Stored dataset items:
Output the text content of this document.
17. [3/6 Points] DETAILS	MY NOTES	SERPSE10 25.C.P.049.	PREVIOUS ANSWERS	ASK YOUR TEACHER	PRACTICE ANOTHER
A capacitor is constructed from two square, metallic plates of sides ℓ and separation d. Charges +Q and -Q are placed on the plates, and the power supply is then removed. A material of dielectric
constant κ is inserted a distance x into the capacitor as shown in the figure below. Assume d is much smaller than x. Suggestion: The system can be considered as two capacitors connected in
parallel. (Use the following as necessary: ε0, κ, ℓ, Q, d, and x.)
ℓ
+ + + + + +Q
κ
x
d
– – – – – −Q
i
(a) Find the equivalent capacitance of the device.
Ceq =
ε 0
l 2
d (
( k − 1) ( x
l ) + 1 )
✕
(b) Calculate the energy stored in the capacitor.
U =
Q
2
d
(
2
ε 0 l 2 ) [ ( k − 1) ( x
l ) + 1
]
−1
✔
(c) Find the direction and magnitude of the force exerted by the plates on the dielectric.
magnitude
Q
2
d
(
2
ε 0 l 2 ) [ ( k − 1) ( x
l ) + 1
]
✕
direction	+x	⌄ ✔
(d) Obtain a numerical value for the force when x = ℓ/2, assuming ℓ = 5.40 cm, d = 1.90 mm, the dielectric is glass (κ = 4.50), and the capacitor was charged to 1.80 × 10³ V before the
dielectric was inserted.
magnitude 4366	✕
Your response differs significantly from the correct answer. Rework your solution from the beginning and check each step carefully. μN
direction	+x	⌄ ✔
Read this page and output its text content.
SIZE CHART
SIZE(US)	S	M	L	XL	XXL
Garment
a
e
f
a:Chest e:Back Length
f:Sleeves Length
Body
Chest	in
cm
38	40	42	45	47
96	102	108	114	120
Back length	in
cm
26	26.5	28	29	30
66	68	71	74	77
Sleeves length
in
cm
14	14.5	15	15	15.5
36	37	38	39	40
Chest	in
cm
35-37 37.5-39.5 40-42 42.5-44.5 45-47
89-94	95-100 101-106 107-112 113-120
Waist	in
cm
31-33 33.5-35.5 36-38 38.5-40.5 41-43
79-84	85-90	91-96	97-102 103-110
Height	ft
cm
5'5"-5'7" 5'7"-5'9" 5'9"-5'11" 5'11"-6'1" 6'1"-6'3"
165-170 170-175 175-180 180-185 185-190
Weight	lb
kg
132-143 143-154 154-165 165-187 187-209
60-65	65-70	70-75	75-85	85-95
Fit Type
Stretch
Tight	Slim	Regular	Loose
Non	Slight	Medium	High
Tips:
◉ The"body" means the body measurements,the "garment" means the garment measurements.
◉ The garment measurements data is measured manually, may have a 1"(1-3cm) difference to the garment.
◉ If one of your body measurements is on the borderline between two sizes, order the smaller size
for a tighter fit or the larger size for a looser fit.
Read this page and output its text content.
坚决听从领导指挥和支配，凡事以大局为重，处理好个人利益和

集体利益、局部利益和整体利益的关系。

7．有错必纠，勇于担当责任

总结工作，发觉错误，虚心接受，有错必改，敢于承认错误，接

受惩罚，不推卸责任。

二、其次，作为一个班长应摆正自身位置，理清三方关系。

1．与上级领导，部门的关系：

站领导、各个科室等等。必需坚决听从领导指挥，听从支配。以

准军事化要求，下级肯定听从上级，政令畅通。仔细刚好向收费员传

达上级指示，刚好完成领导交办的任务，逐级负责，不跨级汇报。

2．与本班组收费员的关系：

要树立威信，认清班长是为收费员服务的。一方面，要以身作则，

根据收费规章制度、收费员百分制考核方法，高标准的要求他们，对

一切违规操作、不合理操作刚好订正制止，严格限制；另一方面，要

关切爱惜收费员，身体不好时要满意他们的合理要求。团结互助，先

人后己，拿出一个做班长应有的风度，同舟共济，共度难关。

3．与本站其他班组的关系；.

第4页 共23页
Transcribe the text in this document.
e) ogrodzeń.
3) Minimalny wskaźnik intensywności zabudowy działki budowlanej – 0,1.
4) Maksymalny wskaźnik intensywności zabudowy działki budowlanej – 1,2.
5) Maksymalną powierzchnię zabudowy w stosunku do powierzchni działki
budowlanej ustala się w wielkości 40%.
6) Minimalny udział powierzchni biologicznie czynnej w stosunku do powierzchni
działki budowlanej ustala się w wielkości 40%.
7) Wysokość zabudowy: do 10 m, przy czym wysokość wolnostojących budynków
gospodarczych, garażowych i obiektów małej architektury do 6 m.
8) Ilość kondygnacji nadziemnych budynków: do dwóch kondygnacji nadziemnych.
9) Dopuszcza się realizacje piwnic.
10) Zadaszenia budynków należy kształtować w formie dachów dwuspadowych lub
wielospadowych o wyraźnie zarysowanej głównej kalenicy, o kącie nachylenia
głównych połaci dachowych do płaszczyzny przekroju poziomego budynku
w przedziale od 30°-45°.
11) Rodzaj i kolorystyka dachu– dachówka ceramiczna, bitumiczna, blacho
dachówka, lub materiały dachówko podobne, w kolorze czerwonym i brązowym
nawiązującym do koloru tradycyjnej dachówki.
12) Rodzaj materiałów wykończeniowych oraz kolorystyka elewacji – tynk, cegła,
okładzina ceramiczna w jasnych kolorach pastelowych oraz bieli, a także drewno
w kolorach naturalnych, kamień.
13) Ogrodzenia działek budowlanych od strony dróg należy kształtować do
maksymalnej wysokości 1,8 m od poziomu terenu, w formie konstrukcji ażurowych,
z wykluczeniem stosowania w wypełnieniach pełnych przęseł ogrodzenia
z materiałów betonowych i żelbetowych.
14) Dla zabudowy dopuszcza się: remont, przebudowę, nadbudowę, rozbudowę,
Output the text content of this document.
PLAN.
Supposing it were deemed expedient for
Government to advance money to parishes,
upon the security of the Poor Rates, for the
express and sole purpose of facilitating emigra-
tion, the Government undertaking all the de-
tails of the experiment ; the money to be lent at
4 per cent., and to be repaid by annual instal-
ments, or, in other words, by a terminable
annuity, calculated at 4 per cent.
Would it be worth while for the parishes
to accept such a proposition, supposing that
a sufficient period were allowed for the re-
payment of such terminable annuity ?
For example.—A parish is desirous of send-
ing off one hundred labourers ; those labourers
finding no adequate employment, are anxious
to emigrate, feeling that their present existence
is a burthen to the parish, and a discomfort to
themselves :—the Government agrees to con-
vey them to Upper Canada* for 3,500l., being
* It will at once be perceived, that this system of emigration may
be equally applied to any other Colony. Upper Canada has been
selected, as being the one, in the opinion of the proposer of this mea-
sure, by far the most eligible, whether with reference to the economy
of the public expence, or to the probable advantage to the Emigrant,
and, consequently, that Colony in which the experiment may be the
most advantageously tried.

** WORK TO BE COMPLETED **
Every line of the data above should be copied exactly.

** THE COMPLETED TASK **
Output the text content of this document.
17. [3/6 Points] DETAILS	MY NOTES	SERPSE10 25.C.P.049.	PREVIOUS ANSWERS	ASK YOUR TEACHER	PRACTICE ANOTHER
A capacitor is constructed from two square, metallic plates of sides ℓ and separation d. Charges +Q and -Q are placed on the plates, and the power supply is then removed. A material of dielectric
constant κ is inserted a distance x into the capacitor as shown in the figure below. Assume d is much smaller than x. Suggestion: The system can be considered as two capacitors connected in
parallel. (Use the following as necessary: ε0, κ, ℓ, Q, d, and x.)
ℓ
+ + + + + +Q
κ
x
d
– – – – – −Q
i
(a) Find the equivalent capacitance of the device.
Ceq =
ε 0
l 2
d (
( k − 1) ( x
l ) + 1 )
✕
(b) Calculate the energy stored in the capacitor.
U =
Q
2
d
(
2
ε 0 l 2 ) [ ( k − 1) ( x
l ) + 1
]
−1
✔
(c) Find the direction and magnitude of the force exerted by the plates on the dielectric.
magnitude
Q
2
d
(
2
ε 0 l 2 ) [ ( k − 1) ( x
l ) + 1
]
✕
direction	+x	⌄ ✔
(d) Obtain a numerical value for the force when x = ℓ/2, assuming ℓ = 5.40 cm, d = 1.90 mm, the dielectric is glass (κ = 4.50), and the capacitor was charged to 1.80 × 10³ V before the
dielectric was inserted.
magnitude 4366	✕
Your response differs significantly from the correct answer. Rework your solution from the beginning and check each step carefully. μN
direction	+x	⌄ ✔
Read this page and output its text content.
SIZE CHART
SIZE(US)	S	M	L	XL	XXL
Garment
a
e
f
a:Chest e:Back Length
f:Sleeves Length
Body
Chest	in
cm
38	40	42	45	47
96	102	108	114	120
Back length	in
cm
26	26.5	28	29	30
66	68	71	74	77
Sleeves length
in
cm
14	14.5	15	15	15.5
36	37	38	39	40
Chest	in
cm
35-37 37.5-39.5 40-42 42.5-44.5 45-47
89-94	95-100 101-106 107-112 113-120
Waist	in
cm
31-33 33.5-35.5 36-38 38.5-40.5 41-43
79-84	85-90	91-96	97-102 103-110
Height	ft
cm
5'5"-5'7" 5'7"-5'9" 5'9"-5'11" 5'11"-6'1" 6'1"-6'3"
165-170 170-175 175-180 180-185 185-190
Weight	lb
kg
132-143 143-154 154-165 165-187 187-209
60-65	65-70	70-75	75-85	85-95
Fit Type
Stretch
Tight	Slim	Regular	Loose
Non	Slight	Medium	High
Tips:
◉ The"body" means the body measurements,the "garment" means the garment measurements.
◉ The garment measurements data is measured manually, may have a 1"(1-3cm) difference to the garment.
◉ If one of your body measurements is on the borderline between two sizes, order the smaller size
for a tighter fit or the larger size for a looser fit.
Read this page and output its text content.
坚决听从领导指挥和支配，凡事以大局为重，处理好个人利益和

集体利益、局部利益和整体利益的关系。

7．有错必纠，勇于担当责任

总结工作，发觉错误，虚心接受，有错必改，敢于承认错误，接

受惩罚，不推卸责任。

二、其次，作为一个班长应摆正自身位置，理清三方关系。

1．与上级领导，部门的关系：

站领导、各个科室等等。必需坚决听从领导指挥，听从支配。以

准军事化要求，下级肯定听从上级，政令畅通。仔细刚好向收费员传

达上级指示，刚好完成领导交办的任务，逐级负责，不跨级汇报。

2．与本班组收费员的关系：

要树立威信，认清班长是为收费员服务的。一方面，要以身作则，

根据收费规章制度、收费员百分制考核方法，高标准的要求他们，对

一切违规操作、不合理操作刚好订正制止，严格限制；另一方面，要

关切爱惜收费员，身体不好时要满意他们的合理要求。团结互助，先

人后己，拿出一个做班长应有的风度，同舟共济，共度难关。

3．与本站其他班组的关系；.

第4页 共23页
Transcribe the text in this document.
e) ogrodzeń.
3) Minimalny wskaźnik intensywności zabudowy działki budowlanej – 0,1.
4) Maksymalny wskaźnik intensywności zabudowy działki budowlanej – 1,2.
5) Maksymalną powierzchnię zabudowy w stosunku do powierzchni działki
budowlanej ustala się w wielkości 40%.
6) Minimalny udział powierzchni biologicznie czynnej w stosunku do powierzchni
działki budowlanej ustala się w wielkości 40%.
7) Wysokość zabudowy: do 10 m, przy czym wysokość wolnostojących budynków
gospodarczych, garażowych i obiektów małej architektury do 6 m.
8) Ilość kondygnacji nadziemnych budynków: do dwóch kondygnacji nadziemnych.
9) Dopuszcza się realizacje piwnic.
10) Zadaszenia budynków należy kształtować w formie dachów dwuspadowych lub
wielospadowych o wyraźnie zarysowanej głównej kalenicy, o kącie nachylenia
głównych połaci dachowych do płaszczyzny przekroju poziomego budynku
w przedziale od 30°-45°.
11) Rodzaj i kolorystyka dachu– dachówka ceramiczna, bitumiczna, blacho
dachówka, lub materiały dachówko podobne, w kolorze czerwonym i brązowym
nawiązującym do koloru tradycyjnej dachówki.
12) Rodzaj materiałów wykończeniowych oraz kolorystyka elewacji – tynk, cegła,
okładzina ceramiczna w jasnych kolorach pastelowych oraz bieli, a także drewno
w kolorach naturalnych, kamień.
13) Ogrodzenia działek budowlanych od strony dróg należy kształtować do
maksymalnej wysokości 1,8 m od poziomu terenu, w formie konstrukcji ażurowych,
z wykluczeniem stosowania w wypełnieniach pełnych przęseł ogrodzenia
z materiałów betonowych i żelbetowych.
14) Dla zabudowy dopuszcza się: remont, przebudowę, nadbudowę, rozbudowę,
Output the text content of this document.
PLAN.
Supposing it were deemed expedient for
Government to advance money to parishes,
upon the security of the Poor Rates, for the
express and sole purpose of facilitating emigra-
tion, the Government undertaking all the de-
tails of the experiment ; the money to be lent at
4 per cent., and to be repaid by annual instal-
ments, or, in other words, by a terminable
annuity, calculated at 4 per cent.
Would it be worth while for the parishes
to accept such a proposition, supposing that
a sufficient period were allowed for the re-
payment of such terminable annuity ?
For example.—A parish is desirous of send-
ing off one hundred labourers ; those labourers
finding no adequate employment, are anxious
to emigrate, feeling that their present existence
is a burthen to the parish, and a discomfort to
themselves :—the Government agrees to con-
vey them to Upper Canada* for 3,500l., being
* It will at once be perceived, that this system of emigration may
be equally applied to any other Colony. Upper Canada has been
selected, as being the one, in the opinion of the proposer of this mea-
sure, by far the most eligible, whether with reference to the economy
of the public expence, or to the probable advantage to the Emigrant,
and, consequently, that Colony in which the experiment may be the
most advantageously tried.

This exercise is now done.